* start EXTRACTED ENTRIES *
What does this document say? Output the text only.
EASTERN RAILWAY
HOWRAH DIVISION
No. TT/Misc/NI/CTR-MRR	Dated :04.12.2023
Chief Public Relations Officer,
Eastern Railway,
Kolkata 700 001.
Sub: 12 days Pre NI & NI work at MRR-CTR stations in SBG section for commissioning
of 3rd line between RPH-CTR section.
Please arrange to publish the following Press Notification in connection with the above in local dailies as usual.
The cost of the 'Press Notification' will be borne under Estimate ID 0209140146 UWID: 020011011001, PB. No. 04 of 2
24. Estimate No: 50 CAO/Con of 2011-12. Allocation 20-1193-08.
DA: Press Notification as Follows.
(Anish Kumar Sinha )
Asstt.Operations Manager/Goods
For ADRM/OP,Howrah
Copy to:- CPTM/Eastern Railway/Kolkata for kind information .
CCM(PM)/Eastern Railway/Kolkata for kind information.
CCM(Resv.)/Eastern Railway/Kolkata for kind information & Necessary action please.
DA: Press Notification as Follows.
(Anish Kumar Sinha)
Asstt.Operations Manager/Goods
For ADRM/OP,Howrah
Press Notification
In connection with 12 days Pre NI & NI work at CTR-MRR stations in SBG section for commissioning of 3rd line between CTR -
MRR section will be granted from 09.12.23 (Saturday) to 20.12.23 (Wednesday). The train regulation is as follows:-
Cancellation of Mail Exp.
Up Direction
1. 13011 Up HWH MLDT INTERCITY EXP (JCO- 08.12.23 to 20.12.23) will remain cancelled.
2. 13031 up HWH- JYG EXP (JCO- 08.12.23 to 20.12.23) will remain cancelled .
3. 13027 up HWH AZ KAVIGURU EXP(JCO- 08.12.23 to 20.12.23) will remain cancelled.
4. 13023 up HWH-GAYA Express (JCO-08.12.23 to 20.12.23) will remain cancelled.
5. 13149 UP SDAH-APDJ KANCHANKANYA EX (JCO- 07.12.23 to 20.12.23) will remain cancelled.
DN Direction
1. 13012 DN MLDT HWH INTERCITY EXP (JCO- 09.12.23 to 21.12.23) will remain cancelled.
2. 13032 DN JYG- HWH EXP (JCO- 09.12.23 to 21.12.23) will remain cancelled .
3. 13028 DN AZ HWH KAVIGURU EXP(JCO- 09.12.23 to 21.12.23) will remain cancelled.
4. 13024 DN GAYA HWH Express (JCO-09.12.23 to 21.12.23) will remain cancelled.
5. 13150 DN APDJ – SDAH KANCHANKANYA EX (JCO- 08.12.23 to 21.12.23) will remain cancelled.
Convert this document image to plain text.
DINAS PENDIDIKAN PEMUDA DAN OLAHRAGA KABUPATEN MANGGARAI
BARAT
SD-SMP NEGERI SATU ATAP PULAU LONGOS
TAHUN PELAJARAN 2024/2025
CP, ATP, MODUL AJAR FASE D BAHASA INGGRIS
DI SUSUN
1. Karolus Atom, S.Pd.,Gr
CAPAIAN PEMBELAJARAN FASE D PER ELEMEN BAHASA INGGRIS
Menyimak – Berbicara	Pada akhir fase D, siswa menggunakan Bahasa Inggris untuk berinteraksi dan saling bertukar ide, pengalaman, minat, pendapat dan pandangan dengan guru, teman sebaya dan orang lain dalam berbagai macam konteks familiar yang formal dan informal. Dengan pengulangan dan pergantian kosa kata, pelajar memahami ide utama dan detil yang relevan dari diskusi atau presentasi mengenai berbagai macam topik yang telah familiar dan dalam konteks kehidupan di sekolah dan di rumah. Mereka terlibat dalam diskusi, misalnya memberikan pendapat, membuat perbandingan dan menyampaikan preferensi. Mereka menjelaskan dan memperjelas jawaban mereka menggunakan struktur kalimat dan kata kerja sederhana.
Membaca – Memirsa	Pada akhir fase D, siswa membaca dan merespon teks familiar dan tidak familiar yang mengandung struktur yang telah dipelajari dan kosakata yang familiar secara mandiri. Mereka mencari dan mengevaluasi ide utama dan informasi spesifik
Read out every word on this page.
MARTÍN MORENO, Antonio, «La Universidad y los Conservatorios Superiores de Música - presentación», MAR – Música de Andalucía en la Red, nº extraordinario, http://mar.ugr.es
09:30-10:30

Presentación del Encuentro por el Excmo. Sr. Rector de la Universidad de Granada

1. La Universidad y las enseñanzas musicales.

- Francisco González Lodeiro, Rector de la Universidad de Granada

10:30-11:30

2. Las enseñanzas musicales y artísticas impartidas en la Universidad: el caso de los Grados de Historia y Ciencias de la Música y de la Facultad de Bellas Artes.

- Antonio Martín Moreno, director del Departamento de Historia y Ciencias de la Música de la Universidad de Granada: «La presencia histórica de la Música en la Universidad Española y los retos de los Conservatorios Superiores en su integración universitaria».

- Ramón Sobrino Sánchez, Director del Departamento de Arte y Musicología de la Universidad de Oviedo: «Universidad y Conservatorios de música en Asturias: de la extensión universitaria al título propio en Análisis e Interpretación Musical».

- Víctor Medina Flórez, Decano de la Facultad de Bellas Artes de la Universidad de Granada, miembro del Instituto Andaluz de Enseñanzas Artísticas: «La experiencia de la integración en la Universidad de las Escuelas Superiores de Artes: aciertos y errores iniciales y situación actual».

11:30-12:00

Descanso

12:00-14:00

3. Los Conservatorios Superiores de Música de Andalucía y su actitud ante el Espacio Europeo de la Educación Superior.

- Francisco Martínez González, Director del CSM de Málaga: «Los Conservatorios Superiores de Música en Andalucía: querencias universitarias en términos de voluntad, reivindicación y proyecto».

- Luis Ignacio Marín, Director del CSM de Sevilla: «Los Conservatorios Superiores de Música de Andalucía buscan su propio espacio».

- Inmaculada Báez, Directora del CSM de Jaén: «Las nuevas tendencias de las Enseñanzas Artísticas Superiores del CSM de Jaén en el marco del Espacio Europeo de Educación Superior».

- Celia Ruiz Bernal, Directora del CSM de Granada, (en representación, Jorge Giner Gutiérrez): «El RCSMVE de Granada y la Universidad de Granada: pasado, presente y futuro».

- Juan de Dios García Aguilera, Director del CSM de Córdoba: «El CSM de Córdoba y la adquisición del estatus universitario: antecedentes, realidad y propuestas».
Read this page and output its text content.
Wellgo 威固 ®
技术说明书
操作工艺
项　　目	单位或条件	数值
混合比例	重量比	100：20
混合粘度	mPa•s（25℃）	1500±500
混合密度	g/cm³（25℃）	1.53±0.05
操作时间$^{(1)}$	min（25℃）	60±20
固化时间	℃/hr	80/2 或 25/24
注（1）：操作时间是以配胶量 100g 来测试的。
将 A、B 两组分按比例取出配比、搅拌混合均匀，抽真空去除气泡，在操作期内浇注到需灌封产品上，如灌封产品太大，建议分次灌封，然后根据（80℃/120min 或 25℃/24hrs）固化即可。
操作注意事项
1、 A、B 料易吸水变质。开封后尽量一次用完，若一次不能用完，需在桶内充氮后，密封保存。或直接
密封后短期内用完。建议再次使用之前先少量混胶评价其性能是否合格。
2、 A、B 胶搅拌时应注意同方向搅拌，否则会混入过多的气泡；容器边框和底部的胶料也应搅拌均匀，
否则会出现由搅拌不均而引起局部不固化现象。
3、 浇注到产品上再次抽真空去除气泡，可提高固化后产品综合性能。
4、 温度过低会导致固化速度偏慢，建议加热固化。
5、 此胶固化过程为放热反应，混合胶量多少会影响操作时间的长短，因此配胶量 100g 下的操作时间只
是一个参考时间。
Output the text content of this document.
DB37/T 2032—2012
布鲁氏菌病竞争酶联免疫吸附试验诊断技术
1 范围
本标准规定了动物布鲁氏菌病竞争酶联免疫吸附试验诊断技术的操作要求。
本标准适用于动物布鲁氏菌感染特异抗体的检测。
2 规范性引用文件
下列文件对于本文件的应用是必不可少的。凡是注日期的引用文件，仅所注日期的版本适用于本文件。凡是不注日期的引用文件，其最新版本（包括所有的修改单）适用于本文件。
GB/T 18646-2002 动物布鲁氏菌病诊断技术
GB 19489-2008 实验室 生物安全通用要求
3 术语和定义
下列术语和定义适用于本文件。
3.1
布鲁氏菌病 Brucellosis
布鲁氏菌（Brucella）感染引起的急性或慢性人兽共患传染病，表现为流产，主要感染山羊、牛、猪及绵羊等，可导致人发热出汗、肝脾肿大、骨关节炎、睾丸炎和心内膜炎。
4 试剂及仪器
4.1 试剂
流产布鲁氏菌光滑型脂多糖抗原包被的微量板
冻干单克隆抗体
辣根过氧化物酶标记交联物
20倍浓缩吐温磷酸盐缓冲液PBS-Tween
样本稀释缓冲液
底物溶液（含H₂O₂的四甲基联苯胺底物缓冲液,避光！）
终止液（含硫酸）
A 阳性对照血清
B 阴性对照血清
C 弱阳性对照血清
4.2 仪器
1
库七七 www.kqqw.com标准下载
* end EXTRACTED ENTRIES *
YOUR OBJECTIVE: Each line that contains the word "stations" counts toward the total; give only that total.

THE OUTPUT: 2